§ TASK OBJECTIVE
Search the records for the word "down" and pick out every line that has it.

Dataset entries:
++++

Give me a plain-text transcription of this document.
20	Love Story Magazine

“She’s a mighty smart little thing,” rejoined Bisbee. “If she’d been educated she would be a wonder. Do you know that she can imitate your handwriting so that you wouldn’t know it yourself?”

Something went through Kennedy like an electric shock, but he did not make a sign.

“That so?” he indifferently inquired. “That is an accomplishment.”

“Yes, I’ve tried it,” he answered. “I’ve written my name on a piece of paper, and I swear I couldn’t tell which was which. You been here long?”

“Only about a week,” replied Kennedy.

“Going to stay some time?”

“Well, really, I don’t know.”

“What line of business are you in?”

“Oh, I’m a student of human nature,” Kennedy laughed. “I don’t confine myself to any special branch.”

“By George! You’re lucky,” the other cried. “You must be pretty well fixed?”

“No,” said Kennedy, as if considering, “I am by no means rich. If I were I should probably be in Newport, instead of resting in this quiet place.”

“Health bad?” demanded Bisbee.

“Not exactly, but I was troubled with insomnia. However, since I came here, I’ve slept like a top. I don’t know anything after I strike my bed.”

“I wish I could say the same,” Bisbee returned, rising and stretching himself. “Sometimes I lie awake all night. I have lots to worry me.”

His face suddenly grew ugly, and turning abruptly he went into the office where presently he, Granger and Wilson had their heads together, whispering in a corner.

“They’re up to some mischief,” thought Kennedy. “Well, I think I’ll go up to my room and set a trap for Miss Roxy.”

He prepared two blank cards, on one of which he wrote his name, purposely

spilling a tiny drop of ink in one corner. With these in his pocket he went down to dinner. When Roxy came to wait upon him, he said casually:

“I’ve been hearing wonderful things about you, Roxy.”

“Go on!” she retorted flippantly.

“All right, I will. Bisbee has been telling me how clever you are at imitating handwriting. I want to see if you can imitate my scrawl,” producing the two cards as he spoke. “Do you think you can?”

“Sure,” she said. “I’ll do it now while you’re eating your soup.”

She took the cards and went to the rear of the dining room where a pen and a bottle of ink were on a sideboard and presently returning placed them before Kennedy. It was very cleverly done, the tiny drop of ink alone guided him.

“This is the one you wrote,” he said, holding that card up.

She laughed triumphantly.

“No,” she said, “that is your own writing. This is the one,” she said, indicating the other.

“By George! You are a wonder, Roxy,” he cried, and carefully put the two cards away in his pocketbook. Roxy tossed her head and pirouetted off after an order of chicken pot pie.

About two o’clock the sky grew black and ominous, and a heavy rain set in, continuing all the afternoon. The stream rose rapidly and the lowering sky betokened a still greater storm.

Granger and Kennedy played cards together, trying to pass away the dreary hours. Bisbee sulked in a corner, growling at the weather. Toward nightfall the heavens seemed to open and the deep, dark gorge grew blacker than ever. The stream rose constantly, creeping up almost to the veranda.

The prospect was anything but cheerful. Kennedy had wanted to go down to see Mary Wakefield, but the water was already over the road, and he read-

++++

§ SOLVED PROBLEM
spilling a tiny drop of ink in one corner. With these in his pocket he went down to dinner. When Roxy came to wait upon him, he said casually:
The prospect was anything but cheerful. Kennedy had wanted to go down to see Mary Wakefield, but the water was already over the road, and he read-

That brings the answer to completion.